(EXERCISE INSTRUCTIONS) Look for "Output the underlying" in the listing below, then copy exactly the line it appears in and all lines after it to the end, and nothing more.

Dataset listings of figures

---------------

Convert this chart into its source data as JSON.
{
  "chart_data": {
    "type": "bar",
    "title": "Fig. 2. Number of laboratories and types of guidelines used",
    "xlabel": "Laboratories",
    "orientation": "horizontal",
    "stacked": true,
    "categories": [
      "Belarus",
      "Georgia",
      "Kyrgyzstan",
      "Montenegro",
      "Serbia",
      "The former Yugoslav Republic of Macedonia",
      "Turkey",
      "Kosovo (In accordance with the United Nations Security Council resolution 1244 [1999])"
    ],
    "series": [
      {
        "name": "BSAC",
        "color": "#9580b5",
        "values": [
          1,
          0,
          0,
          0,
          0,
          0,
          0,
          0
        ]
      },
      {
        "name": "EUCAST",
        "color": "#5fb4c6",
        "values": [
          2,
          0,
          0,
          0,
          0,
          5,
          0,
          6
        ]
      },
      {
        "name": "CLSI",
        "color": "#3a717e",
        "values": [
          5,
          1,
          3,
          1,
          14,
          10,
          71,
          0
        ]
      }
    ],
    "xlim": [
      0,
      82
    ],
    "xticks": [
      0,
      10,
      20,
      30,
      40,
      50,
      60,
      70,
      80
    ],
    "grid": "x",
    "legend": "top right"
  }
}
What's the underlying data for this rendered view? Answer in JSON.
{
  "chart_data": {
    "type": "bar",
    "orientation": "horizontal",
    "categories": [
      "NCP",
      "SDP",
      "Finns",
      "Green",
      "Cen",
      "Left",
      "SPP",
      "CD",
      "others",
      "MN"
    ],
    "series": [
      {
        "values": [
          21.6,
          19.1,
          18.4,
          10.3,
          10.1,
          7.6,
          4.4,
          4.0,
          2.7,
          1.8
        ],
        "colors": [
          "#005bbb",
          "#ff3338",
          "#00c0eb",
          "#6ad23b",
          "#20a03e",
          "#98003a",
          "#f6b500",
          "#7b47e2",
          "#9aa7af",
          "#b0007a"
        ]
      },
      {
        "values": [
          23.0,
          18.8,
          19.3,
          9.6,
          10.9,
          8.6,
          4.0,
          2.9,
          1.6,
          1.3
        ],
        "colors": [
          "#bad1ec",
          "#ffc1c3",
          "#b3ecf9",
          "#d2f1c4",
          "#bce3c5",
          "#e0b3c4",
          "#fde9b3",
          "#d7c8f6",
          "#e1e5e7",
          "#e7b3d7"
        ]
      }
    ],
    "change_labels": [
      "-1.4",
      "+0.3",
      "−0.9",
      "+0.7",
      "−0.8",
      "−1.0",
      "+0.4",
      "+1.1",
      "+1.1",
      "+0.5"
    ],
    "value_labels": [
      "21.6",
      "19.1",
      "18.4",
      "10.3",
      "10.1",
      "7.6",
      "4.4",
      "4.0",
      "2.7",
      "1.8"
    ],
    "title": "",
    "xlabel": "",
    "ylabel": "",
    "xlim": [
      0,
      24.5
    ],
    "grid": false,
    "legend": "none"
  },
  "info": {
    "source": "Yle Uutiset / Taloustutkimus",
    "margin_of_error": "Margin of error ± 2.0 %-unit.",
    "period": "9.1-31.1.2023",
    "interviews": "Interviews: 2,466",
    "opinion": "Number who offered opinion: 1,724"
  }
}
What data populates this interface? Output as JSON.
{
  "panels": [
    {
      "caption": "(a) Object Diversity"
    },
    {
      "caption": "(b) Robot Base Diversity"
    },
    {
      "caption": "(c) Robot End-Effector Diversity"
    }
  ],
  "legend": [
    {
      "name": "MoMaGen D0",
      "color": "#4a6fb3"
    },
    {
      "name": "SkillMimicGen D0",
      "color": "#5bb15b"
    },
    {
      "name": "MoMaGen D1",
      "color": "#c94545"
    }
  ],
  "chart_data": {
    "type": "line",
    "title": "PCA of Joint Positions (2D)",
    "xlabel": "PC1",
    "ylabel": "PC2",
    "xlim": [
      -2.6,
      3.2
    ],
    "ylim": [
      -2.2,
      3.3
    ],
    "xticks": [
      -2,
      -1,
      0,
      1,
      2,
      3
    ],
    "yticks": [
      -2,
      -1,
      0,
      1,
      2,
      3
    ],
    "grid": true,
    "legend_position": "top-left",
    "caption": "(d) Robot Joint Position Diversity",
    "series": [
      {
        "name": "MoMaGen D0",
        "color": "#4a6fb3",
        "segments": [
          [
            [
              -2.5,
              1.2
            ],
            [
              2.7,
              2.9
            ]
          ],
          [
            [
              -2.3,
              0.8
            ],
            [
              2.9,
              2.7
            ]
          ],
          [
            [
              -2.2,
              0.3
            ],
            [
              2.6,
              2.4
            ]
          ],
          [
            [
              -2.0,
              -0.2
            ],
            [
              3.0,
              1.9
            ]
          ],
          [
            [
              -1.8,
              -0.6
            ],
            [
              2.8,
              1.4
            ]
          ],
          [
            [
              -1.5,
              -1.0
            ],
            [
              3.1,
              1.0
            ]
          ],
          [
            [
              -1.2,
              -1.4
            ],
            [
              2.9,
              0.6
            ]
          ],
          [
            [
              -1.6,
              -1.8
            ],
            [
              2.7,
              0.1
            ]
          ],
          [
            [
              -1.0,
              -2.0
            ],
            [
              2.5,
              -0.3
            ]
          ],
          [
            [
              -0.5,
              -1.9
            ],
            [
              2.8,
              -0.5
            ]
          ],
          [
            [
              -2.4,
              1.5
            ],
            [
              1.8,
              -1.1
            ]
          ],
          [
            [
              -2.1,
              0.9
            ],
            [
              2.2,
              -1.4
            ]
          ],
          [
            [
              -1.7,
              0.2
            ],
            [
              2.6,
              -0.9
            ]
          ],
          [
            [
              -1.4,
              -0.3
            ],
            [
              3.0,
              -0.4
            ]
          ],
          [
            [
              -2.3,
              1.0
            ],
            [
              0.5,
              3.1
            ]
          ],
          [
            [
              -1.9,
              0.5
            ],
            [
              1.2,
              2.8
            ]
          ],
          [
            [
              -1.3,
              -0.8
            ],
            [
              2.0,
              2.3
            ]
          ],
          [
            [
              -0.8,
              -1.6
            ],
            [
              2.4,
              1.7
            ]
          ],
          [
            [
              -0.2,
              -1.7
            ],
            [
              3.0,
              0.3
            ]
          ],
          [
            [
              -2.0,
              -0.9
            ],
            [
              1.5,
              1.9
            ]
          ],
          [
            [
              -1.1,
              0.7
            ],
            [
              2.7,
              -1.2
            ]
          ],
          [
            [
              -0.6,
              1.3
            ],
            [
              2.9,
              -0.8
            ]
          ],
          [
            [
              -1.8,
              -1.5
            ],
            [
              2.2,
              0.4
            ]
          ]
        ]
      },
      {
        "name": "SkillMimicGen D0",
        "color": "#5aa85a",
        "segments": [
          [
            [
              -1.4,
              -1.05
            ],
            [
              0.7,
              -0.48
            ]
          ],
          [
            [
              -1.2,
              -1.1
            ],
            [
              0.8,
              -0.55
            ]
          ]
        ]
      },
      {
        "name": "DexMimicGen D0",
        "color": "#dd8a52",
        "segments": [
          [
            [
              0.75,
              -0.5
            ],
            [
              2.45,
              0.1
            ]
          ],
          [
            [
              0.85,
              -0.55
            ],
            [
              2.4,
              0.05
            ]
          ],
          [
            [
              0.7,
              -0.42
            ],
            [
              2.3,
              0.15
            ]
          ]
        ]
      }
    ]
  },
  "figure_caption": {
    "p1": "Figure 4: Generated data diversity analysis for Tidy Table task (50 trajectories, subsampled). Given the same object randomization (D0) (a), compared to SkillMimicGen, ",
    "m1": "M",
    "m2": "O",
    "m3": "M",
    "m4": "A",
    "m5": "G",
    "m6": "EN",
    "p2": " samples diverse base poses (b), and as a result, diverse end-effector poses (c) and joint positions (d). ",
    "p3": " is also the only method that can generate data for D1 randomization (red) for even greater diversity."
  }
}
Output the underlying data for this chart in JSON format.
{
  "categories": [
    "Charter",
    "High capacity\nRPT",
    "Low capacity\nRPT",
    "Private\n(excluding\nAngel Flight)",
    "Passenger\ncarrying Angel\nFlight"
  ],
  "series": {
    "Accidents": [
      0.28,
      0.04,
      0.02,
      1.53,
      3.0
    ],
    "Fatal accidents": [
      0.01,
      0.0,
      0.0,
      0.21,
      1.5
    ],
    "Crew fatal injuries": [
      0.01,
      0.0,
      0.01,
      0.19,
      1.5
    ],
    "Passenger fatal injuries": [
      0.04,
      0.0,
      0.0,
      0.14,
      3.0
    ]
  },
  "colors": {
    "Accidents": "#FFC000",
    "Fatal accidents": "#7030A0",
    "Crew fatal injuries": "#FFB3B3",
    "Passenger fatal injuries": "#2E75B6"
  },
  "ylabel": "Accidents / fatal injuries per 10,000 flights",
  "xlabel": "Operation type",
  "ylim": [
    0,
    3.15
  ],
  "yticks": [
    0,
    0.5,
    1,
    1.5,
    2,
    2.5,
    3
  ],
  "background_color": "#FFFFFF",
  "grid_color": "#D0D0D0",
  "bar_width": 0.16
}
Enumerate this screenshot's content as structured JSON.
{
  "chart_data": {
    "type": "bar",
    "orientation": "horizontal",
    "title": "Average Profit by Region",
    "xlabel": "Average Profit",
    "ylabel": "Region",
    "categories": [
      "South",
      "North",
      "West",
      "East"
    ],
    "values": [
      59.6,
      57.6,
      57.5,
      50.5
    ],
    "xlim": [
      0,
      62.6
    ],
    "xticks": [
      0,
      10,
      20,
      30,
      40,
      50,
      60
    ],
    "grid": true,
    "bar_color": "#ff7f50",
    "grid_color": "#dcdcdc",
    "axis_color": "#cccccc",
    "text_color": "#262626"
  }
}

---------------

(REPLY)
Output the underlying data for this chart in JSON format.
{
  "categories": [
    "Charter",
    "High capacity\nRPT",
    "Low capacity\nRPT",
    "Private\n(excluding\nAngel Flight)",
    "Passenger\ncarrying Angel\nFlight"
  ],
  "series": {
    "Accidents": [
      0.28,
      0.04,
      0.02,
      1.53,
      3.0
    ],
    "Fatal accidents": [
      0.01,
      0.0,
      0.0,
      0.21,
      1.5
    ],
    "Crew fatal injuries": [
      0.01,
      0.0,
      0.01,
      0.19,
      1.5
    ],
    "Passenger fatal injuries": [
      0.04,
      0.0,
      0.0,
      0.14,
      3.0
    ]
  },
  "colors": {
    "Accidents": "#FFC000",
    "Fatal accidents": "#7030A0",
    "Crew fatal injuries": "#FFB3B3",
    "Passenger fatal injuries": "#2E75B6"
  },
  "ylabel": "Accidents / fatal injuries per 10,000 flights",
  "xlabel": "Operation type",
  "ylim": [
    0,
    3.15
  ],
  "yticks": [
    0,
    0.5,
    1,
    1.5,
    2,
    2.5,
    3
  ],
  "background_color": "#FFFFFF",
  "grid_color": "#D0D0D0",
  "bar_width": 0.16
}
Enumerate this screenshot's content as structured JSON.
{
  "chart_data": {
    "type": "bar",
    "orientation": "horizontal",
    "title": "Average Profit by Region",
    "xlabel": "Average Profit",
    "ylabel": "Region",
    "categories": [
      "South",
      "North",
      "West",
      "East"
    ],
    "values": [
      59.6,
      57.6,
      57.5,
      50.5
    ],
    "xlim": [
      0,
      62.6
    ],
    "xticks": [
      0,
      10,
      20,
      30,
      40,
      50,
      60
    ],
    "grid": true,
    "bar_color": "#ff7f50",
    "grid_color": "#dcdcdc",
    "axis_color": "#cccccc",
    "text_color": "#262626"
  }
}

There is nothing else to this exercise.